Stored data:
====

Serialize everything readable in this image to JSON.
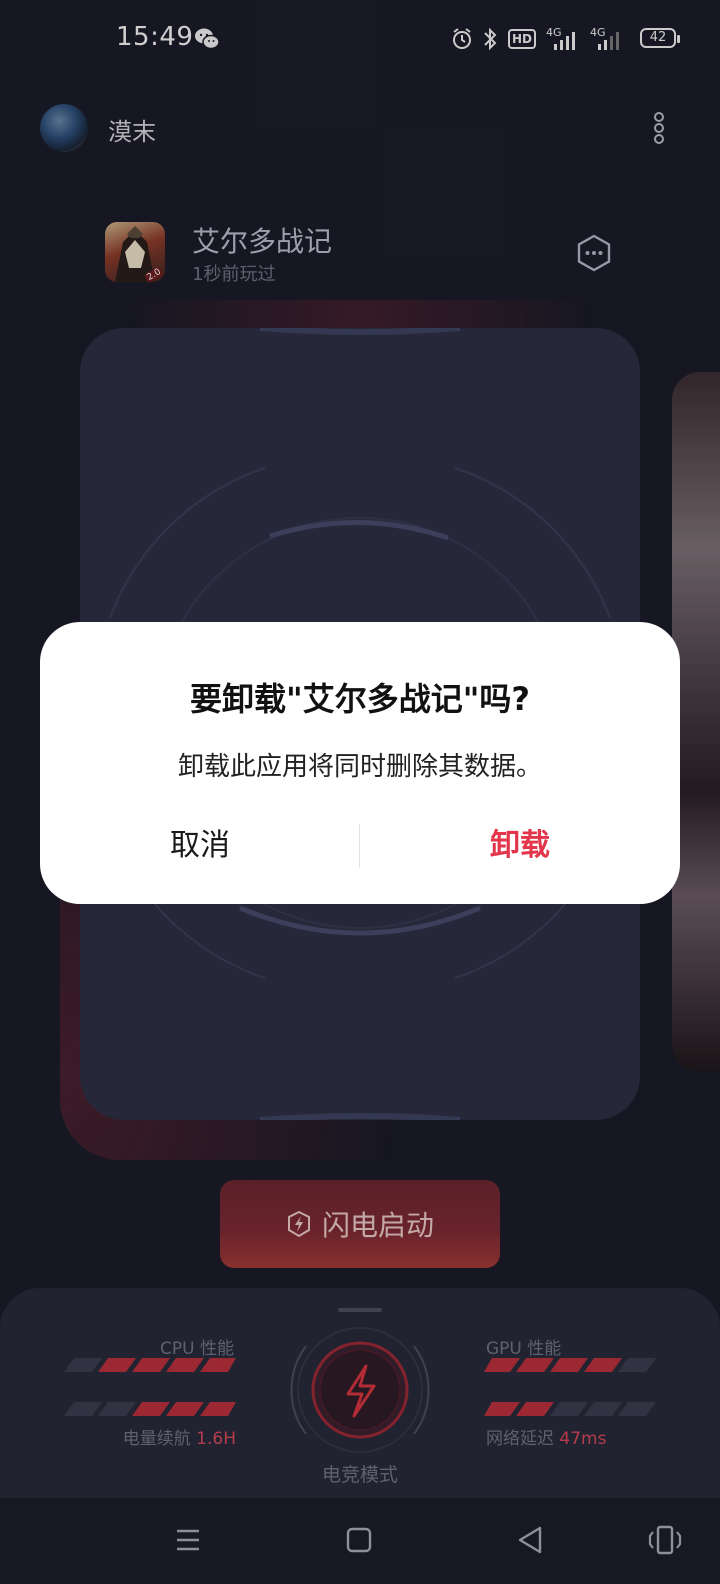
{
  "status_bar": {
    "time": "15:49",
    "hd_label": "HD",
    "net1": "4G",
    "net2": "4G",
    "battery": "42"
  },
  "header": {
    "username": "漠末"
  },
  "game": {
    "name": "艾尔多战记",
    "last_played": "1秒前玩过",
    "icon_badge": "2.0"
  },
  "launch": {
    "label": "闪电启动"
  },
  "panel": {
    "cpu_label": "CPU 性能",
    "gpu_label": "GPU 性能",
    "battery_label": "电量续航",
    "battery_value": "1.6H",
    "latency_label": "网络延迟",
    "latency_value": "47ms",
    "mode_label": "电竞模式"
  },
  "dialog": {
    "title": "要卸载\"艾尔多战记\"吗?",
    "message": "卸载此应用将同时删除其数据。",
    "cancel_label": "取消",
    "confirm_label": "卸载"
  },
  "colors": {
    "accent_red": "#e3364b",
    "background": "#1b1c28",
    "card": "#2d3045"
  }
}
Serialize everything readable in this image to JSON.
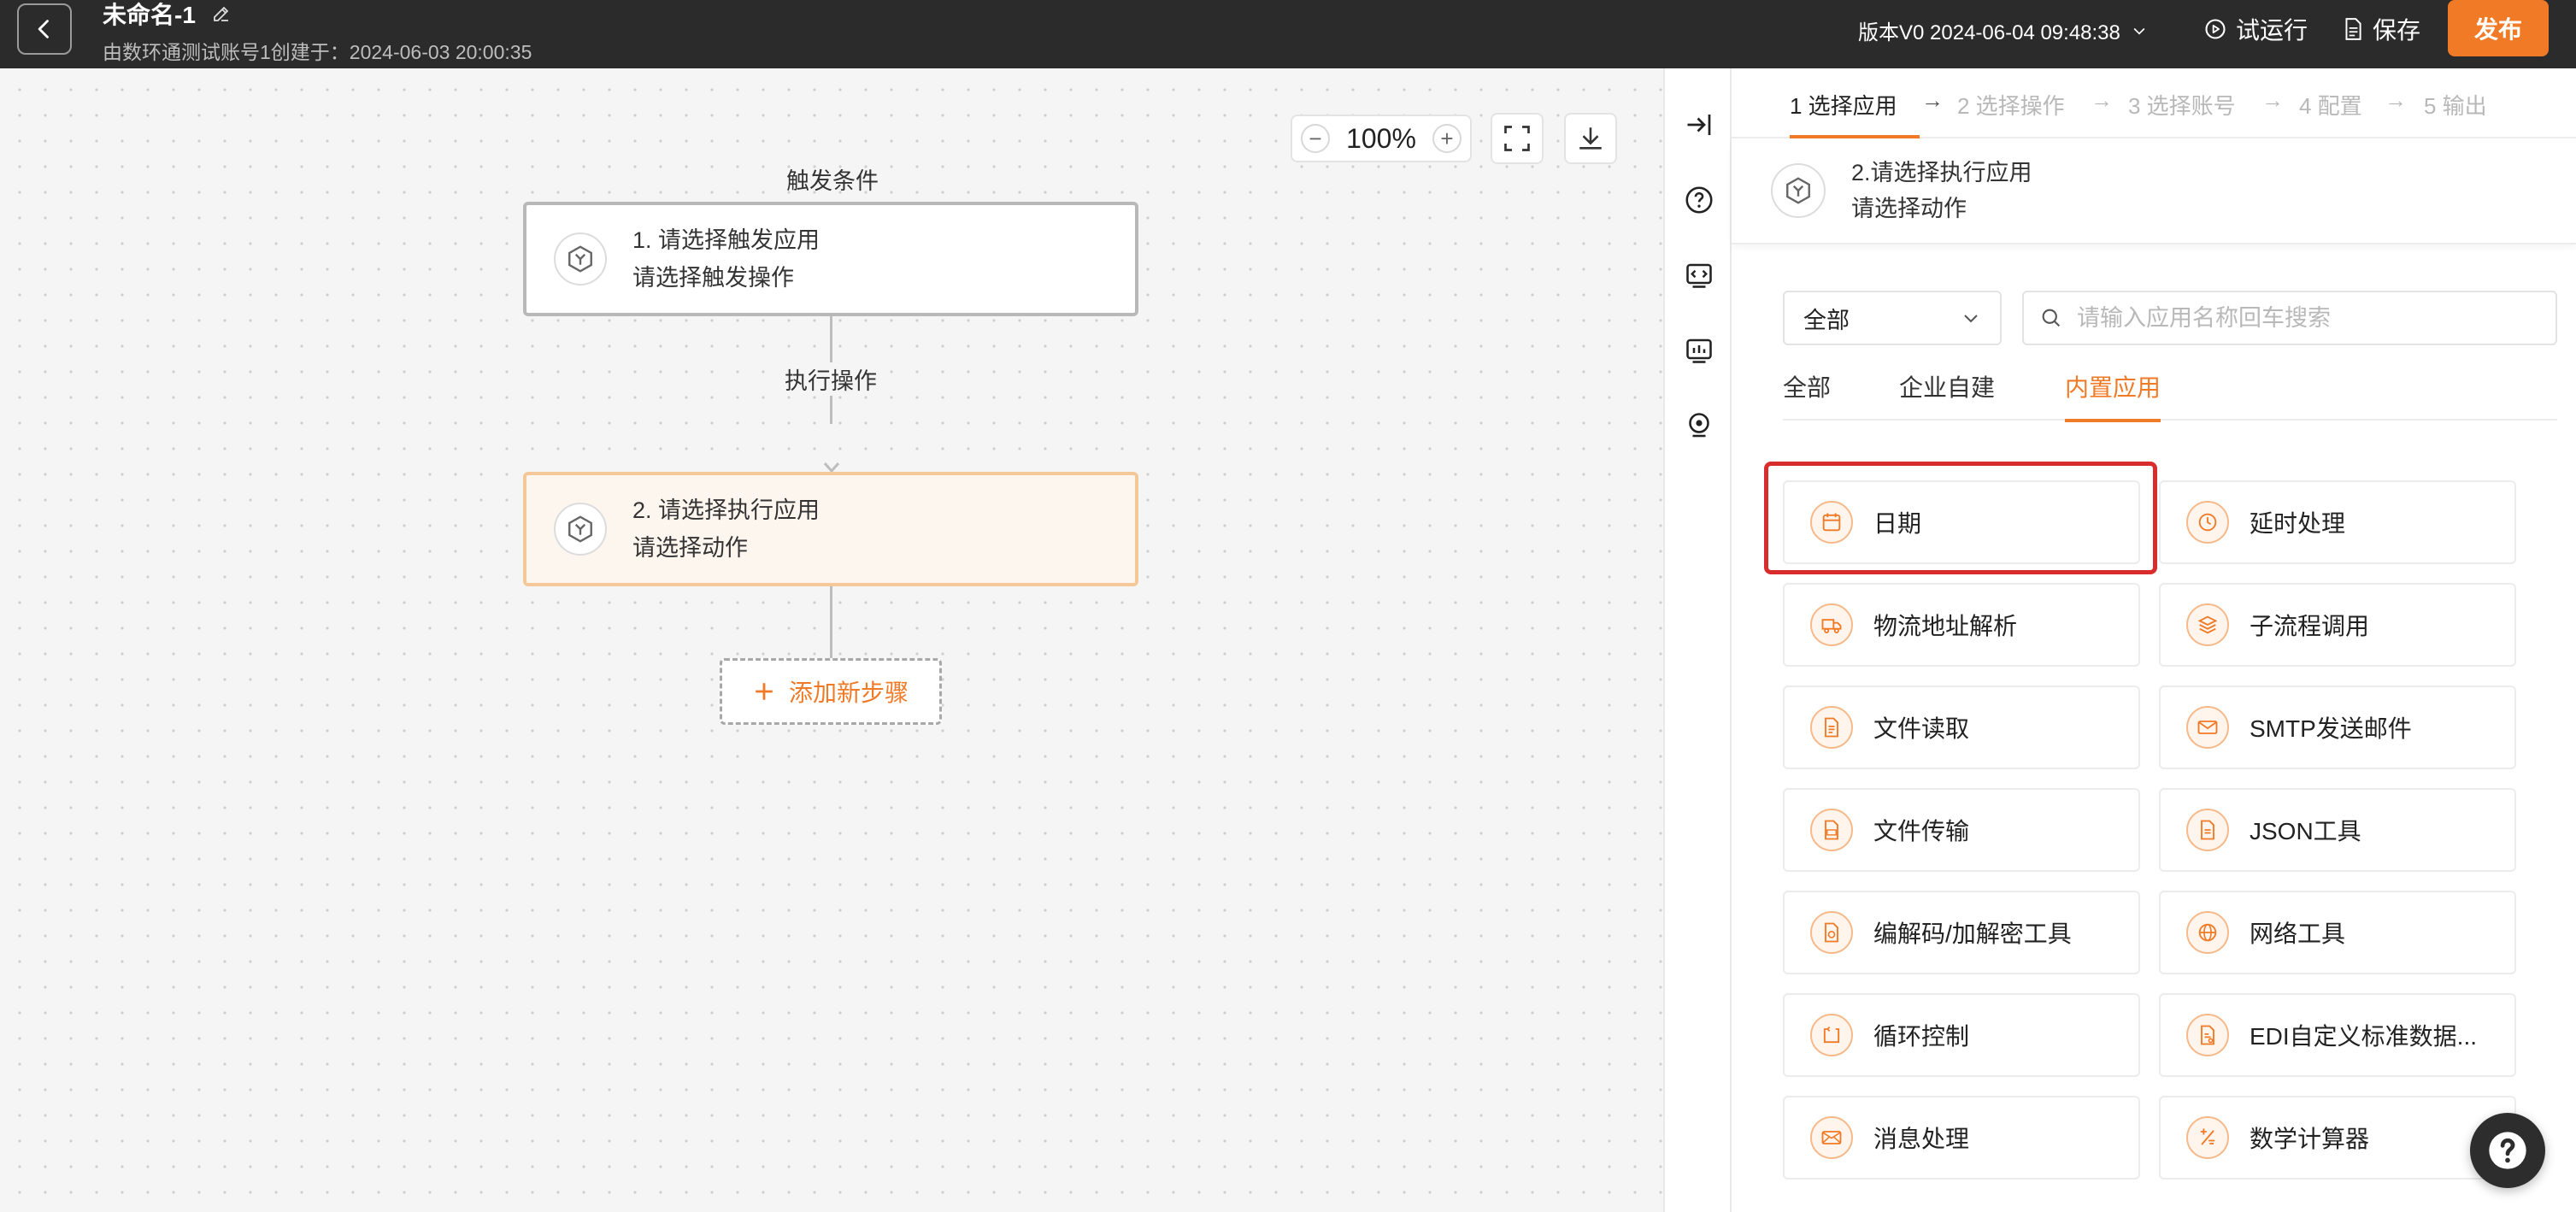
{
  "header": {
    "title": "未命名-1",
    "subtitle": "由数环通测试账号1创建于：2024-06-03 20:00:35",
    "version": "版本V0 2024-06-04 09:48:38",
    "test_run": "试运行",
    "save": "保存",
    "publish": "发布"
  },
  "canvas": {
    "zoom": "100%",
    "trigger_label": "触发条件",
    "action_label": "执行操作",
    "trigger_node": {
      "title": "1. 请选择触发应用",
      "subtitle": "请选择触发操作"
    },
    "action_node": {
      "title": "2. 请选择执行应用",
      "subtitle": "请选择动作"
    },
    "add_step": "添加新步骤"
  },
  "panel": {
    "steps": [
      "1 选择应用",
      "2 选择操作",
      "3 选择账号",
      "4 配置",
      "5 输出"
    ],
    "selected": {
      "title": "2.请选择执行应用",
      "subtitle": "请选择动作"
    },
    "dropdown": "全部",
    "search_placeholder": "请输入应用名称回车搜索",
    "tabs": [
      "全部",
      "企业自建",
      "内置应用"
    ],
    "active_tab": "内置应用",
    "apps": [
      {
        "name": "日期",
        "icon": "calendar-icon"
      },
      {
        "name": "延时处理",
        "icon": "clock-icon"
      },
      {
        "name": "物流地址解析",
        "icon": "truck-icon"
      },
      {
        "name": "子流程调用",
        "icon": "layers-icon"
      },
      {
        "name": "文件读取",
        "icon": "file-read-icon"
      },
      {
        "name": "SMTP发送邮件",
        "icon": "mail-icon"
      },
      {
        "name": "文件传输",
        "icon": "ftp-icon"
      },
      {
        "name": "JSON工具",
        "icon": "json-icon"
      },
      {
        "name": "编解码/加解密工具",
        "icon": "codec-icon"
      },
      {
        "name": "网络工具",
        "icon": "globe-icon"
      },
      {
        "name": "循环控制",
        "icon": "loop-icon"
      },
      {
        "name": "EDI自定义标准数据...",
        "icon": "edi-icon"
      },
      {
        "name": "消息处理",
        "icon": "message-icon"
      },
      {
        "name": "数学计算器",
        "icon": "calculator-icon"
      }
    ]
  },
  "colors": {
    "accent": "#f07a26",
    "header_bg": "#2b2b2b",
    "highlight": "#d92c2c"
  }
}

====

- _EXERCISE_: Without the pictures, retype the whole of the material above exactly.

- _RESPONSE TO THE EXERCISE_:
Serialize everything readable in this image to JSON.
{
  "status_bar": {
    "time": "15:49",
    "hd_label": "HD",
    "net1": "4G",
    "net2": "4G",
    "battery": "42"
  },
  "header": {
    "username": "漠末"
  },
  "game": {
    "name": "艾尔多战记",
    "last_played": "1秒前玩过",
    "icon_badge": "2.0"
  },
  "launch": {
    "label": "闪电启动"
  },
  "panel": {
    "cpu_label": "CPU 性能",
    "gpu_label": "GPU 性能",
    "battery_label": "电量续航",
    "battery_value": "1.6H",
    "latency_label": "网络延迟",
    "latency_value": "47ms",
    "mode_label": "电竞模式"
  },
  "dialog": {
    "title": "要卸载\"艾尔多战记\"吗?",
    "message": "卸载此应用将同时删除其数据。",
    "cancel_label": "取消",
    "confirm_label": "卸载"
  },
  "colors": {
    "accent_red": "#e3364b",
    "background": "#1b1c28",
    "card": "#2d3045"
  }
}
Serialize everything readable in this image to JSON.
{
  "header": {
    "title": "未命名-1",
    "subtitle": "由数环通测试账号1创建于：2024-06-03 20:00:35",
    "version": "版本V0 2024-06-04 09:48:38",
    "test_run": "试运行",
    "save": "保存",
    "publish": "发布"
  },
  "canvas": {
    "zoom": "100%",
    "trigger_label": "触发条件",
    "action_label": "执行操作",
    "trigger_node": {
      "title": "1. 请选择触发应用",
      "subtitle": "请选择触发操作"
    },
    "action_node": {
      "title": "2. 请选择执行应用",
      "subtitle": "请选择动作"
    },
    "add_step": "添加新步骤"
  },
  "panel": {
    "steps": [
      "1 选择应用",
      "2 选择操作",
      "3 选择账号",
      "4 配置",
      "5 输出"
    ],
    "selected": {
      "title": "2.请选择执行应用",
      "subtitle": "请选择动作"
    },
    "dropdown": "全部",
    "search_placeholder": "请输入应用名称回车搜索",
    "tabs": [
      "全部",
      "企业自建",
      "内置应用"
    ],
    "active_tab": "内置应用",
    "apps": [
      {
        "name": "日期",
        "icon": "calendar-icon"
      },
      {
        "name": "延时处理",
        "icon": "clock-icon"
      },
      {
        "name": "物流地址解析",
        "icon": "truck-icon"
      },
      {
        "name": "子流程调用",
        "icon": "layers-icon"
      },
      {
        "name": "文件读取",
        "icon": "file-read-icon"
      },
      {
        "name": "SMTP发送邮件",
        "icon": "mail-icon"
      },
      {
        "name": "文件传输",
        "icon": "ftp-icon"
      },
      {
        "name": "JSON工具",
        "icon": "json-icon"
      },
      {
        "name": "编解码/加解密工具",
        "icon": "codec-icon"
      },
      {
        "name": "网络工具",
        "icon": "globe-icon"
      },
      {
        "name": "循环控制",
        "icon": "loop-icon"
      },
      {
        "name": "EDI自定义标准数据...",
        "icon": "edi-icon"
      },
      {
        "name": "消息处理",
        "icon": "message-icon"
      },
      {
        "name": "数学计算器",
        "icon": "calculator-icon"
      }
    ]
  },
  "colors": {
    "accent": "#f07a26",
    "header_bg": "#2b2b2b",
    "highlight": "#d92c2c"
  }
}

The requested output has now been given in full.